***** Data for the task *****

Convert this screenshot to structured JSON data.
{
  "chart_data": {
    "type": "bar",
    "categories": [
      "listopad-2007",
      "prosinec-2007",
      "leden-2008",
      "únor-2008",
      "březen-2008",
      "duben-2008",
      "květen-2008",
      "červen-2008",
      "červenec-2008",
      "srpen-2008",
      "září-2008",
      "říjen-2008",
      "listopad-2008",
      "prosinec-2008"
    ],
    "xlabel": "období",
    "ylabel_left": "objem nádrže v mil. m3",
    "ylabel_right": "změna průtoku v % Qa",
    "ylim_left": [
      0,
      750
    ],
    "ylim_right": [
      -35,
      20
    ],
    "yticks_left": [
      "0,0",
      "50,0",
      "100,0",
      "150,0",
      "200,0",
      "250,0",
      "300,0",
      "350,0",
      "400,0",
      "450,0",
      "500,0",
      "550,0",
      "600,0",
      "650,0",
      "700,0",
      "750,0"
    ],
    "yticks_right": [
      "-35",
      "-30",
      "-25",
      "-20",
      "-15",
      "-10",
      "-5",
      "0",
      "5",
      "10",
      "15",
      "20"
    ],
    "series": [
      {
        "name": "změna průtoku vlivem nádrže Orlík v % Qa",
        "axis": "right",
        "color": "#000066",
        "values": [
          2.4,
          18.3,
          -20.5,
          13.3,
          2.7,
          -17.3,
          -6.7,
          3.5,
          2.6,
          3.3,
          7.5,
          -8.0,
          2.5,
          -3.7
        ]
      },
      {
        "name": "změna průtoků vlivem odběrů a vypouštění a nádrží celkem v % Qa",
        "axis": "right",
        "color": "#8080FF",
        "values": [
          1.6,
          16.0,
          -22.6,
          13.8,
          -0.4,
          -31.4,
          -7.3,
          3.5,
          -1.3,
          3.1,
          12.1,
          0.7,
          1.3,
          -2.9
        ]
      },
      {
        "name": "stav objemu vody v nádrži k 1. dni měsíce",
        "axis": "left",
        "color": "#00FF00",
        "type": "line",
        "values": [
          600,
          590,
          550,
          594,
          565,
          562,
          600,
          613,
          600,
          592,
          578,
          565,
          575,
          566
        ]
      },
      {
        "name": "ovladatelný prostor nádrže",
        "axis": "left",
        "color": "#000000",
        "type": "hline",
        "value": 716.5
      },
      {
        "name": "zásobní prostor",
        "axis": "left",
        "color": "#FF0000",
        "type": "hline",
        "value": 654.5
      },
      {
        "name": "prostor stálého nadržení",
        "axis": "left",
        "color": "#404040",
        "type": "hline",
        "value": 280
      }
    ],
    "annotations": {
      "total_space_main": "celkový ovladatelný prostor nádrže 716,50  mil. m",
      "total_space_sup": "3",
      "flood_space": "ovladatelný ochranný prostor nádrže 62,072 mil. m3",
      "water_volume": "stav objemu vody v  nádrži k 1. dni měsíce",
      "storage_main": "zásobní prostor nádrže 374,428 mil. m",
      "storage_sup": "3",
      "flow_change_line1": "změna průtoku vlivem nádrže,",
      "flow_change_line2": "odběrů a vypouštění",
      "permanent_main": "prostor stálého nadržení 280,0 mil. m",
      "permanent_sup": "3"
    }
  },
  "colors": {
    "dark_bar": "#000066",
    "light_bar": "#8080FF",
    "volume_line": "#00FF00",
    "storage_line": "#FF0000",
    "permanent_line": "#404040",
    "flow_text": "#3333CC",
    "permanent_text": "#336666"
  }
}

*****

> [What the task requires] Filter the entries down to the lines with the word "měsíce" in them.

> [Complete output]
        "name": "stav objemu vody v nádrži k 1. dni měsíce",
      "water_volume": "stav objemu vody v  nádrži k 1. dni měsíce",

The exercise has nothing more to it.